[PROBLEM DETAILS] Skip the pictures and repeat each line of the data exactly.
## Begin
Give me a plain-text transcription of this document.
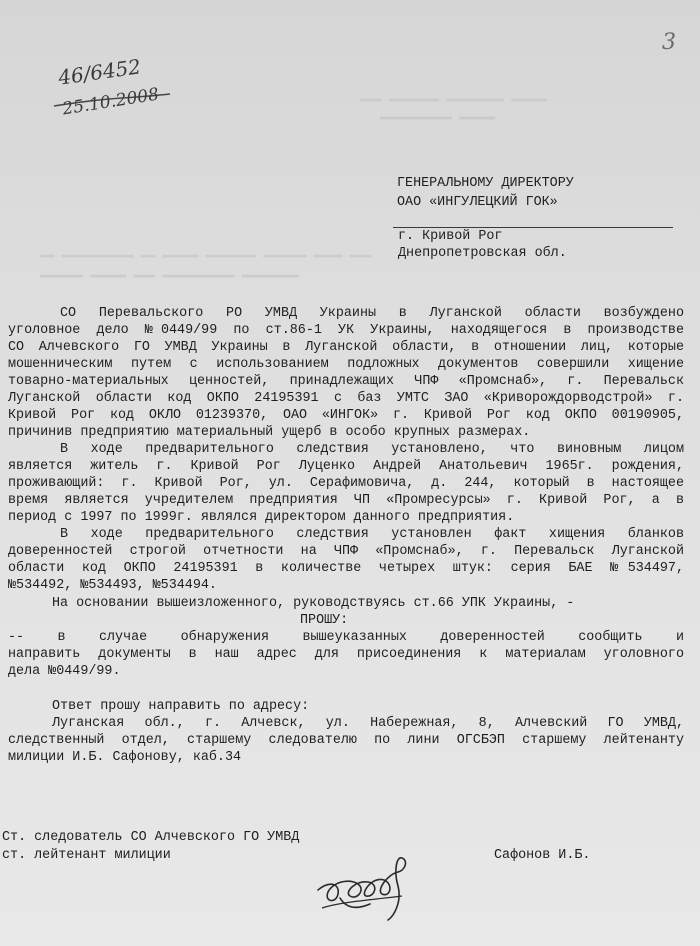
▬▬▬ ▬▬▬▬▬▬▬ ▬▬▬▬▬▬▬▬ ▬▬▬▬▬
▬▬▬▬▬▬▬▬▬▬ ▬▬▬▬▬
▬▬ ▬▬▬▬▬▬▬▬▬▬ ▬▬ ▬▬▬▬▬ ▬▬▬▬▬▬▬ ▬▬▬▬▬▬ ▬▬▬▬ ▬▬▬
▬▬▬▬▬▬ ▬▬▬▬▬ ▬▬▬ ▬▬▬▬▬▬▬▬▬▬ ▬▬▬▬▬▬▬▬
46/6452
25.10.2008
3
ГЕНЕРАЛЬНОМУ ДИРЕКТОРУ
ОАО «ИНГУЛЕЦКИЙ ГОК»
г. Кривой Рог
Днепропетровская обл.
СО Перевальского РО УМВД Украины в Луганской области возбуждено
уголовное дело №0449/99 по ст.86-1 УК Украины, находящегося в производстве
СО Алчевского ГО УМВД Украины в Луганской области, в отношении лиц, которые
мошенническим путем с использованием подложных документов совершили хищение
товарно-материальных ценностей, принадлежащих ЧПФ «Промснаб», г. Перевальск
Луганской области код ОКПО 24195391 с баз УМТС ЗАО «Криворождорводстрой» г.
Кривой Рог код ОКЛО 01239370, ОАО «ИНГОК» г. Кривой Рог код ОКПО 00190905,
причинив предприятию материальный ущерб в особо крупных размерах.
В ходе предварительного следствия установлено, что виновным лицом
является житель г. Кривой Рог Луценко Андрей Анатольевич 1965г. рождения,
проживающий: г. Кривой Рог, ул. Серафимовича, д. 244, который в настоящее
время является учредителем предприятия ЧП «Промресурсы» г. Кривой Рог, а в
период с 1997 по 1999г. являлся директором данного предприятия.
В ходе предварительного следствия установлен факт хищения бланков
доверенностей строгой отчетности на ЧПФ «Промснаб», г. Перевальск Луганской
области код ОКПО 24195391 в количестве четырех штук: серия БАЕ №534497,
№534492, №534493, №534494.
На основании вышеизложенного, руководствуясь ст.66 УПК Украины, -
ПРОШУ:
-- в случае обнаружения вышеуказанных доверенностей сообщить и
направить документы в наш адрес для присоединения к материалам уголовного
дела №0449/99.
Ответ прошу направить по адресу:
Луганская обл., г. Алчевск, ул. Набережная, 8, Алчевский ГО УМВД,
следственный отдел, старшему следователю по лини ОГСБЭП старшему лейтенанту
милиции И.Б. Сафонову, каб.34
Ст. следователь СО Алчевского ГО УМВД
ст. лейтенант милиции	Сафонов И.Б.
## End
[REPLY TO THE EXERCISE]
Give me a plain-text transcription of this document.
▬▬▬ ▬▬▬▬▬▬▬ ▬▬▬▬▬▬▬▬ ▬▬▬▬▬
▬▬▬▬▬▬▬▬▬▬ ▬▬▬▬▬
▬▬ ▬▬▬▬▬▬▬▬▬▬ ▬▬ ▬▬▬▬▬ ▬▬▬▬▬▬▬ ▬▬▬▬▬▬ ▬▬▬▬ ▬▬▬
▬▬▬▬▬▬ ▬▬▬▬▬ ▬▬▬ ▬▬▬▬▬▬▬▬▬▬ ▬▬▬▬▬▬▬▬
46/6452
25.10.2008
3
ГЕНЕРАЛЬНОМУ ДИРЕКТОРУ
ОАО «ИНГУЛЕЦКИЙ ГОК»
г. Кривой Рог
Днепропетровская обл.
СО Перевальского РО УМВД Украины в Луганской области возбуждено
уголовное дело №0449/99 по ст.86-1 УК Украины, находящегося в производстве
СО Алчевского ГО УМВД Украины в Луганской области, в отношении лиц, которые
мошенническим путем с использованием подложных документов совершили хищение
товарно-материальных ценностей, принадлежащих ЧПФ «Промснаб», г. Перевальск
Луганской области код ОКПО 24195391 с баз УМТС ЗАО «Криворождорводстрой» г.
Кривой Рог код ОКЛО 01239370, ОАО «ИНГОК» г. Кривой Рог код ОКПО 00190905,
причинив предприятию материальный ущерб в особо крупных размерах.
В ходе предварительного следствия установлено, что виновным лицом
является житель г. Кривой Рог Луценко Андрей Анатольевич 1965г. рождения,
проживающий: г. Кривой Рог, ул. Серафимовича, д. 244, который в настоящее
время является учредителем предприятия ЧП «Промресурсы» г. Кривой Рог, а в
период с 1997 по 1999г. являлся директором данного предприятия.
В ходе предварительного следствия установлен факт хищения бланков
доверенностей строгой отчетности на ЧПФ «Промснаб», г. Перевальск Луганской
области код ОКПО 24195391 в количестве четырех штук: серия БАЕ №534497,
№534492, №534493, №534494.
На основании вышеизложенного, руководствуясь ст.66 УПК Украины, -
ПРОШУ:
-- в случае обнаружения вышеуказанных доверенностей сообщить и
направить документы в наш адрес для присоединения к материалам уголовного
дела №0449/99.
Ответ прошу направить по адресу:
Луганская обл., г. Алчевск, ул. Набережная, 8, Алчевский ГО УМВД,
следственный отдел, старшему следователю по лини ОГСБЭП старшему лейтенанту
милиции И.Б. Сафонову, каб.34
Ст. следователь СО Алчевского ГО УМВД
ст. лейтенант милиции	Сафонов И.Б.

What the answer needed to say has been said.